YOUR OBJECTIVE: For the entries that follow, tally the lines holding the string "baťovskou". Give the total and nothing else.

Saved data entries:
** start **
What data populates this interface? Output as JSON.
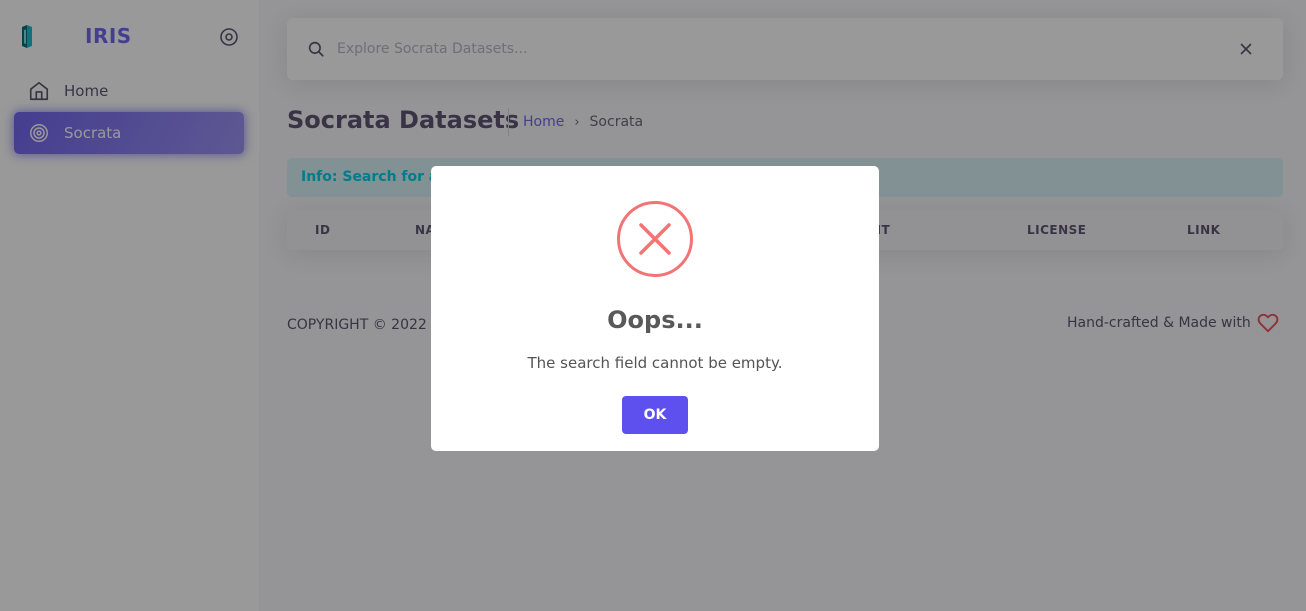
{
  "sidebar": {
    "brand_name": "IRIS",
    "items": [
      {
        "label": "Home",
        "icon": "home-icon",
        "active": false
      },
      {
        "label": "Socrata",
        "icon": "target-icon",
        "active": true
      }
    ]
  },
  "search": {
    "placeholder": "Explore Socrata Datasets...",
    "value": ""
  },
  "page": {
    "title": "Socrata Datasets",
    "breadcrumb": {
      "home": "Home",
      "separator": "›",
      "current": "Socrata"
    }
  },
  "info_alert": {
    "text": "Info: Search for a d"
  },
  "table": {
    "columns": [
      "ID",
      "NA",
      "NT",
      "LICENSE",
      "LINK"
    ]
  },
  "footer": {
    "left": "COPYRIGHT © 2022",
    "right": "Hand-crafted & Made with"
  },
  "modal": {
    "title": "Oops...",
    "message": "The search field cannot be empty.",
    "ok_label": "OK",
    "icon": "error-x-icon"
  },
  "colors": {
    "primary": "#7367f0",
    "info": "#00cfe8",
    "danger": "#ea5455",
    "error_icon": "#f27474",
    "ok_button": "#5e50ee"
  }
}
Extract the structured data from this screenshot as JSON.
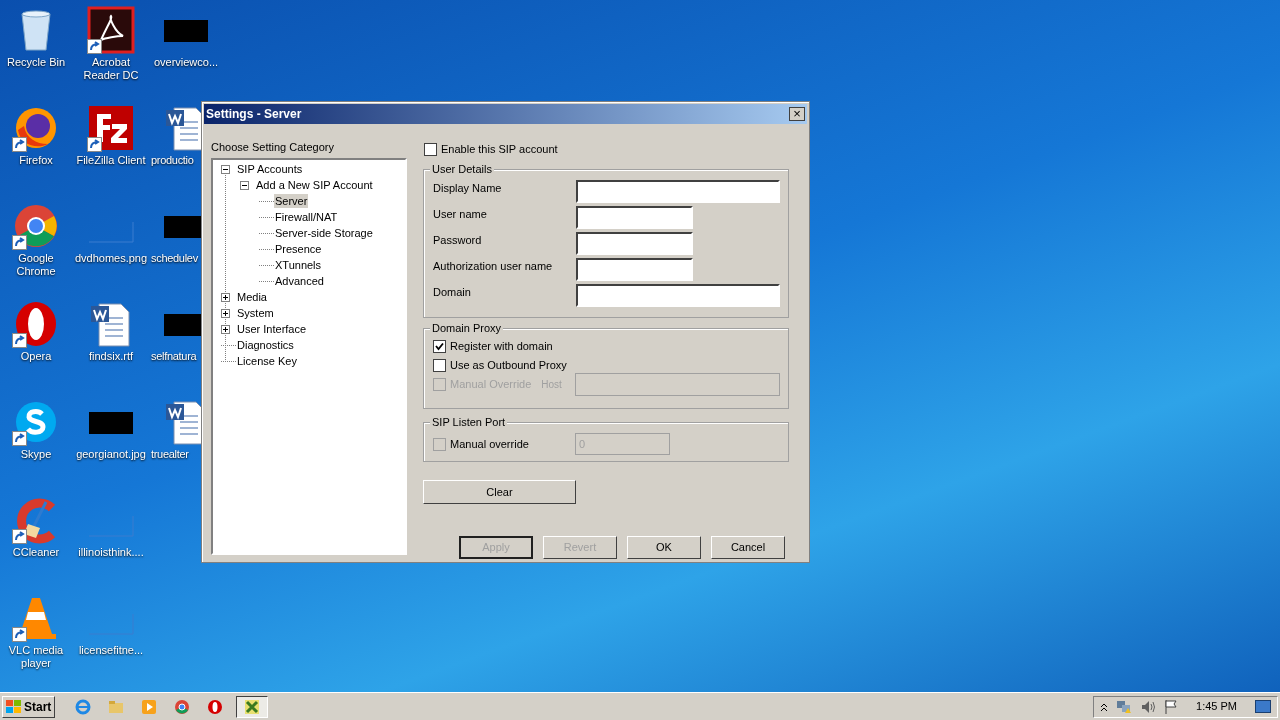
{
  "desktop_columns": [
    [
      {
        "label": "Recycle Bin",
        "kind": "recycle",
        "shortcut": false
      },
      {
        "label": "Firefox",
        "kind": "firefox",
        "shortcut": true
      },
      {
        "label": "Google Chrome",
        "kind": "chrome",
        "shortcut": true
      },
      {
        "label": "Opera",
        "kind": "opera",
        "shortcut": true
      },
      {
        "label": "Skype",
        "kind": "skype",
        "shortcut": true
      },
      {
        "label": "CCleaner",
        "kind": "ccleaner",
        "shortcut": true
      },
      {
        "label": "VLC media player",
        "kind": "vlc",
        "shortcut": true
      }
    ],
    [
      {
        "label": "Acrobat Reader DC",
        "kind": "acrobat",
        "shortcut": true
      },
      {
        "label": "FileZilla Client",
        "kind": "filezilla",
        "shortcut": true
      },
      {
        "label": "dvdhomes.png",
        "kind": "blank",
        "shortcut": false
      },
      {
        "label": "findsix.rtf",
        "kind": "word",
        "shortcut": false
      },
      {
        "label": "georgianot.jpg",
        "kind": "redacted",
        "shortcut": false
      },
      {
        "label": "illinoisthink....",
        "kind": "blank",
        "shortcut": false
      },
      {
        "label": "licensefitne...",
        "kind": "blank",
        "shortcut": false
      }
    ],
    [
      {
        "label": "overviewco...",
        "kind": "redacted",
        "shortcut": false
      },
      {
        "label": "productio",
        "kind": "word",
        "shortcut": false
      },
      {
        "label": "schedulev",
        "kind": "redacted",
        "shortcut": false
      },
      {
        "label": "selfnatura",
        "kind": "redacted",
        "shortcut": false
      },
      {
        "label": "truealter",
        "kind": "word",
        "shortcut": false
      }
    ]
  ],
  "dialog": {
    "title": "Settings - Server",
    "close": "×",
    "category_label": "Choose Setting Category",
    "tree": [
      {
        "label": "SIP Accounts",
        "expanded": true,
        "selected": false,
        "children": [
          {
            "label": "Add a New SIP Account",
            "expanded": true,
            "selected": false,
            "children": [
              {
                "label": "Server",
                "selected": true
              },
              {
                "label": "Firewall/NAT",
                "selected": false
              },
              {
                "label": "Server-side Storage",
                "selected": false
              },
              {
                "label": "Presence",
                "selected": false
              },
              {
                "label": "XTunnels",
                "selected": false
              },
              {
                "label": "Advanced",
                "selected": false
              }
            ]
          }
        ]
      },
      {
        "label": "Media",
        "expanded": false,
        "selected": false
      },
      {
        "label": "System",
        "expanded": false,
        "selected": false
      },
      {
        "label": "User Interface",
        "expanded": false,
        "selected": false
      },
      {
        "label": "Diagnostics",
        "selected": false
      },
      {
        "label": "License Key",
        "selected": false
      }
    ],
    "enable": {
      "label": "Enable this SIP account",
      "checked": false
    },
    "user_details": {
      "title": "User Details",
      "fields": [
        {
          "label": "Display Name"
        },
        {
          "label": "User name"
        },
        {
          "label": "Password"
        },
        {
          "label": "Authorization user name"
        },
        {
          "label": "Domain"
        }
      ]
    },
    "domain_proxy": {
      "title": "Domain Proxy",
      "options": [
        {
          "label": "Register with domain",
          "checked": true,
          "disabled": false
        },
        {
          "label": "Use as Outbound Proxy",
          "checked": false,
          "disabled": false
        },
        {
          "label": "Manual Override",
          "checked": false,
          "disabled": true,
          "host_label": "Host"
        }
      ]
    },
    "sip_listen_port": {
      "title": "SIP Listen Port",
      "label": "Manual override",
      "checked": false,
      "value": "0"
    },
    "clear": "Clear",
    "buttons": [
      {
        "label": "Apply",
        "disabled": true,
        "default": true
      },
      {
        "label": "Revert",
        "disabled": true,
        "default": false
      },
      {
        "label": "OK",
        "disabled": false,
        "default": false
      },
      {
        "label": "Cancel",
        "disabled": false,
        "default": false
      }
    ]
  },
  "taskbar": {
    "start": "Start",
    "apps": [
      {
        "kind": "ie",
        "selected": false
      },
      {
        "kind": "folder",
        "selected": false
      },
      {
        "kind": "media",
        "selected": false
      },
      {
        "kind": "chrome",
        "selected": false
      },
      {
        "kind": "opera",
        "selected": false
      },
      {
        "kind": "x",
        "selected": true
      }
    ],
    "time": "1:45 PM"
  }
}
** end **
** start **
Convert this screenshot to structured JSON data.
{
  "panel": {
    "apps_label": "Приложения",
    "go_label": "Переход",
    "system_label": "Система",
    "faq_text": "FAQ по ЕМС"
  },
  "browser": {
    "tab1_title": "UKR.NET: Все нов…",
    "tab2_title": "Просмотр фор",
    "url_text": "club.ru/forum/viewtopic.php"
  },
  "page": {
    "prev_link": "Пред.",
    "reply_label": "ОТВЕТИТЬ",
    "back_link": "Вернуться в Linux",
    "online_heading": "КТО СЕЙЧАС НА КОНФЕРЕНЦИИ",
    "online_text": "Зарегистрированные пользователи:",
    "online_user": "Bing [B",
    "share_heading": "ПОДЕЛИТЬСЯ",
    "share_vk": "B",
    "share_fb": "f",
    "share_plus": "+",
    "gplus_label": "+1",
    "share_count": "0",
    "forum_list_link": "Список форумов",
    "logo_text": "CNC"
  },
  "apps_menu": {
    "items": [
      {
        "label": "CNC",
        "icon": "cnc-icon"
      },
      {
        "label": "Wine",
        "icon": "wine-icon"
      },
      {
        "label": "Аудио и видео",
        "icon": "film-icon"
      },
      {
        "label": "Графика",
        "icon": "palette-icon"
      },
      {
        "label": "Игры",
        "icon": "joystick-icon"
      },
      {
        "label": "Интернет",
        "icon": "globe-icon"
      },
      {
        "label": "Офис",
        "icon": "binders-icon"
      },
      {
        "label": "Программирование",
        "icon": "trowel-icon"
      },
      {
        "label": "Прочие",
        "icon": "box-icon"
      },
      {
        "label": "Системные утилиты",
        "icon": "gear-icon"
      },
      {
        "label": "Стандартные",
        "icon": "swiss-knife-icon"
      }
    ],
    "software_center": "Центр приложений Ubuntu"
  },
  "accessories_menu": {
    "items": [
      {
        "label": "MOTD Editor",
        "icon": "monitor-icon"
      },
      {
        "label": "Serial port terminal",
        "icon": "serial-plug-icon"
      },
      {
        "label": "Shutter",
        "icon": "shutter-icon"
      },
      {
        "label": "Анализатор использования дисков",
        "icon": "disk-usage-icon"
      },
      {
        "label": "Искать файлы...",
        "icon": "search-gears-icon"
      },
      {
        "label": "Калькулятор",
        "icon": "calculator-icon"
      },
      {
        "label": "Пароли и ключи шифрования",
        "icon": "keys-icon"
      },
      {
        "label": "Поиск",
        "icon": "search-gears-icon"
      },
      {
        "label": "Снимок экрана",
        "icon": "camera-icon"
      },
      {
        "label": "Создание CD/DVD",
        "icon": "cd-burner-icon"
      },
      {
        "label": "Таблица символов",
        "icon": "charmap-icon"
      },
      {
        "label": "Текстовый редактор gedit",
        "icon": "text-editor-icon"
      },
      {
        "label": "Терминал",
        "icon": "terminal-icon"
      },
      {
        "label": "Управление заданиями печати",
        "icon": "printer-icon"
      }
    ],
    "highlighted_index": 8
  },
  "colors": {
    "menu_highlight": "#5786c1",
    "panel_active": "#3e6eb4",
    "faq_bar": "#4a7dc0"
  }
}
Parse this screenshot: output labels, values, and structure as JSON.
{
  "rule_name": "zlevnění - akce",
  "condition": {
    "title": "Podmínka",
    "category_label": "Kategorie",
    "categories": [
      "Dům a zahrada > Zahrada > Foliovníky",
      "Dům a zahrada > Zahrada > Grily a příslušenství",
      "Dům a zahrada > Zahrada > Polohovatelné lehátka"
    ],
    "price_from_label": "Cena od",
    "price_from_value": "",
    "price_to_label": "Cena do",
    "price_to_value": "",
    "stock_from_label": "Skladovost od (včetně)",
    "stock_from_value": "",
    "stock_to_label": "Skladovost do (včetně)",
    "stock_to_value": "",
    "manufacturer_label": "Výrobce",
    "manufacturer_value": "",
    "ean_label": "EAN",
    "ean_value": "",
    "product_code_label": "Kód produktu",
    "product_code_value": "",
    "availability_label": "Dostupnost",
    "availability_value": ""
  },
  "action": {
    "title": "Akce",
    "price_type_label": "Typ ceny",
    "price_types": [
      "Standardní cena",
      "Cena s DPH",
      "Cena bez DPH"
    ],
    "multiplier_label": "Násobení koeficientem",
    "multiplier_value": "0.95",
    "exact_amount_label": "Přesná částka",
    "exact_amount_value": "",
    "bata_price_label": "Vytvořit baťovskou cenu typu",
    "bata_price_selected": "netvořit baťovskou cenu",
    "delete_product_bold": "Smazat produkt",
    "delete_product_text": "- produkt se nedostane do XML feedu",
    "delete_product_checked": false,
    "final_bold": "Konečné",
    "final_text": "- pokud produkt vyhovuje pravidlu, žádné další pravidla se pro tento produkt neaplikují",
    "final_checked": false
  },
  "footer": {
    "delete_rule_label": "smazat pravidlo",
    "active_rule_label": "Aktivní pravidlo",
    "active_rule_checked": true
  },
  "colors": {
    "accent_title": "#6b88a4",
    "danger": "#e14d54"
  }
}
** end **
THE COMPLETED TASK: 2